Wherever the string "value" appears, copy the whole line.
[start of Data provided]
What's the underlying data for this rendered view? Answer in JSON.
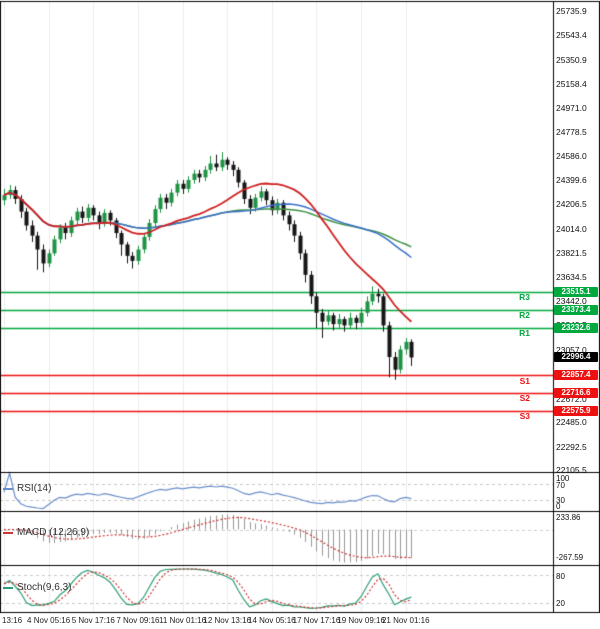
{
  "colors": {
    "up_candle": "#1f9445",
    "down_candle": "#161616",
    "ma_red": "#cf2020",
    "ma_blue": "#3a6fca",
    "ma_green": "#3f9142",
    "resistance_green": "#00a83e",
    "support_red": "#ee1111",
    "current_price_bg": "#000000",
    "rsi_blue": "#6b8fc9",
    "macd_signal_red": "#cf3333",
    "macd_hist_gray": "#999999",
    "stoch_k_green": "#2f9e77",
    "stoch_d_red": "#cf3333",
    "grid": "#ececec"
  },
  "price_axis": {
    "ticks": [
      "25735.9",
      "25543.4",
      "25350.9",
      "25158.4",
      "24971.0",
      "24778.5",
      "24586.0",
      "24399.6",
      "24206.5",
      "24014.0",
      "23821.5",
      "23634.5",
      "23442.0",
      "23249.5",
      "23057.0",
      "22864.5",
      "22672.0",
      "22485.0",
      "22292.5",
      "22105.5"
    ]
  },
  "time_axis": {
    "labels": [
      "13:16",
      "4 Nov 05:16",
      "5 Nov 17:16",
      "7 Nov 09:16",
      "11 Nov 01:16",
      "12 Nov 13:16",
      "14 Nov 05:16",
      "17 Nov 17:16",
      "19 Nov 09:16",
      "21 Nov 01:16"
    ]
  },
  "levels": {
    "resistances": [
      {
        "name": "R3",
        "value": 23515.1,
        "label": "23515.1"
      },
      {
        "name": "R2",
        "value": 23373.4,
        "label": "23373.4"
      },
      {
        "name": "R1",
        "value": 23232.6,
        "label": "23232.6"
      }
    ],
    "supports": [
      {
        "name": "S1",
        "value": 22857.4,
        "label": "22857.4"
      },
      {
        "name": "S2",
        "value": 22716.6,
        "label": "22716.6"
      },
      {
        "name": "S3",
        "value": 22575.9,
        "label": "22575.9"
      }
    ],
    "current": {
      "value": 22996.4,
      "label": "22996.4"
    }
  },
  "panels": {
    "rsi": {
      "label": "RSI(14)",
      "ticks": [
        "100",
        "70",
        "30",
        "0"
      ],
      "upper": 70,
      "lower": 30
    },
    "macd": {
      "label": "MACD (12,26,9)",
      "ticks": [
        "233.86",
        "-267.59"
      ]
    },
    "stoch": {
      "label": "Stoch(9,6,3)",
      "ticks": [
        "80",
        "20"
      ],
      "upper": 80,
      "lower": 20
    }
  },
  "chart_data": {
    "type": "candlestick",
    "ylim": [
      22091,
      25807
    ],
    "yticks": [
      25735.9,
      25543.4,
      25350.9,
      25158.4,
      24971.0,
      24778.5,
      24586.0,
      24399.6,
      24206.5,
      24014.0,
      23821.5,
      23634.5,
      23442.0,
      23249.5,
      23057.0,
      22864.5,
      22672.0,
      22485.0,
      22292.5,
      22105.5
    ],
    "xticklabels": [
      "13:16",
      "4 Nov 05:16",
      "5 Nov 17:16",
      "7 Nov 09:16",
      "11 Nov 01:16",
      "12 Nov 13:16",
      "14 Nov 05:16",
      "17 Nov 17:16",
      "19 Nov 09:16",
      "21 Nov 01:16"
    ],
    "ohlc": [
      [
        24240,
        24330,
        24200,
        24280
      ],
      [
        24280,
        24360,
        24250,
        24320
      ],
      [
        24320,
        24350,
        24210,
        24250
      ],
      [
        24250,
        24280,
        24100,
        24150
      ],
      [
        24150,
        24180,
        24000,
        24040
      ],
      [
        24040,
        24080,
        23910,
        23960
      ],
      [
        23960,
        23990,
        23690,
        23850
      ],
      [
        23850,
        23890,
        23670,
        23740
      ],
      [
        23740,
        23850,
        23710,
        23820
      ],
      [
        23820,
        23960,
        23800,
        23930
      ],
      [
        23930,
        24050,
        23900,
        24020
      ],
      [
        24020,
        24060,
        23930,
        23980
      ],
      [
        23980,
        24110,
        23950,
        24080
      ],
      [
        24080,
        24180,
        24050,
        24150
      ],
      [
        24150,
        24190,
        24060,
        24100
      ],
      [
        24100,
        24210,
        24070,
        24180
      ],
      [
        24180,
        24200,
        24080,
        24120
      ],
      [
        24120,
        24150,
        24010,
        24060
      ],
      [
        24060,
        24170,
        24030,
        24140
      ],
      [
        24140,
        24160,
        24040,
        24080
      ],
      [
        24080,
        24100,
        23940,
        23980
      ],
      [
        23980,
        24000,
        23800,
        23890
      ],
      [
        23890,
        23910,
        23740,
        23800
      ],
      [
        23800,
        23830,
        23700,
        23760
      ],
      [
        23760,
        23880,
        23730,
        23850
      ],
      [
        23850,
        23980,
        23820,
        23950
      ],
      [
        23950,
        24090,
        23920,
        24060
      ],
      [
        24060,
        24200,
        24030,
        24170
      ],
      [
        24170,
        24290,
        24140,
        24260
      ],
      [
        24260,
        24290,
        24170,
        24220
      ],
      [
        24220,
        24330,
        24190,
        24300
      ],
      [
        24300,
        24400,
        24270,
        24370
      ],
      [
        24370,
        24400,
        24290,
        24330
      ],
      [
        24330,
        24430,
        24300,
        24400
      ],
      [
        24400,
        24480,
        24370,
        24450
      ],
      [
        24450,
        24480,
        24380,
        24420
      ],
      [
        24420,
        24510,
        24390,
        24480
      ],
      [
        24480,
        24590,
        24450,
        24530
      ],
      [
        24530,
        24600,
        24470,
        24500
      ],
      [
        24500,
        24620,
        24470,
        24560
      ],
      [
        24560,
        24580,
        24480,
        24520
      ],
      [
        24520,
        24550,
        24430,
        24480
      ],
      [
        24480,
        24500,
        24340,
        24380
      ],
      [
        24380,
        24400,
        24210,
        24250
      ],
      [
        24250,
        24280,
        24130,
        24180
      ],
      [
        24180,
        24290,
        24150,
        24260
      ],
      [
        24260,
        24350,
        24230,
        24310
      ],
      [
        24310,
        24330,
        24200,
        24240
      ],
      [
        24240,
        24270,
        24120,
        24160
      ],
      [
        24160,
        24250,
        24130,
        24220
      ],
      [
        24220,
        24240,
        24080,
        24120
      ],
      [
        24120,
        24150,
        24000,
        24050
      ],
      [
        24050,
        24080,
        23910,
        23960
      ],
      [
        23960,
        23990,
        23770,
        23820
      ],
      [
        23820,
        23850,
        23590,
        23650
      ],
      [
        23650,
        23680,
        23420,
        23480
      ],
      [
        23480,
        23510,
        23230,
        23350
      ],
      [
        23350,
        23380,
        23150,
        23280
      ],
      [
        23280,
        23370,
        23250,
        23330
      ],
      [
        23330,
        23350,
        23210,
        23260
      ],
      [
        23260,
        23340,
        23230,
        23300
      ],
      [
        23300,
        23320,
        23200,
        23250
      ],
      [
        23250,
        23350,
        23220,
        23310
      ],
      [
        23310,
        23330,
        23220,
        23270
      ],
      [
        23270,
        23390,
        23240,
        23350
      ],
      [
        23350,
        23480,
        23320,
        23440
      ],
      [
        23440,
        23560,
        23410,
        23500
      ],
      [
        23500,
        23540,
        23430,
        23480
      ],
      [
        23480,
        23500,
        23200,
        23250
      ],
      [
        23250,
        23280,
        22840,
        23000
      ],
      [
        23000,
        23040,
        22820,
        22900
      ],
      [
        22900,
        23090,
        22870,
        23060
      ],
      [
        23060,
        23150,
        23020,
        23120
      ],
      [
        23120,
        23140,
        22930,
        22996.4
      ]
    ],
    "overlays": {
      "moving_averages": [
        {
          "name": "ma-green",
          "period": 55,
          "color": "#3f9142"
        },
        {
          "name": "ma-blue",
          "period": 40,
          "color": "#3a6fca"
        },
        {
          "name": "ma-red",
          "period": 20,
          "color": "#cf2020"
        }
      ],
      "pivot_levels": {
        "R3": 23515.1,
        "R2": 23373.4,
        "R1": 23232.6,
        "current": 22996.4,
        "S1": 22857.4,
        "S2": 22716.6,
        "S3": 22575.9
      }
    },
    "subpanels": [
      {
        "type": "line",
        "name": "RSI(14)",
        "range": [
          0,
          100
        ],
        "guides": [
          70,
          30
        ]
      },
      {
        "type": "macd",
        "name": "MACD (12,26,9)",
        "axis_labels": [
          233.86,
          -267.59
        ]
      },
      {
        "type": "stoch",
        "name": "Stoch(9,6,3)",
        "range": [
          0,
          100
        ],
        "guides": [
          80,
          20
        ]
      }
    ]
  }
}
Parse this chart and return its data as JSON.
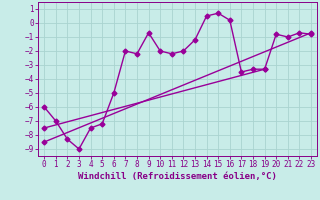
[end of Data provided]
## Solution to the exercise
        "value": 23515.1,
        "value": 23373.4,
        "value": 23232.6,
        "value": 22857.4,
        "value": 22716.6,
        "value": 22575.9,
      "value": 22996.4,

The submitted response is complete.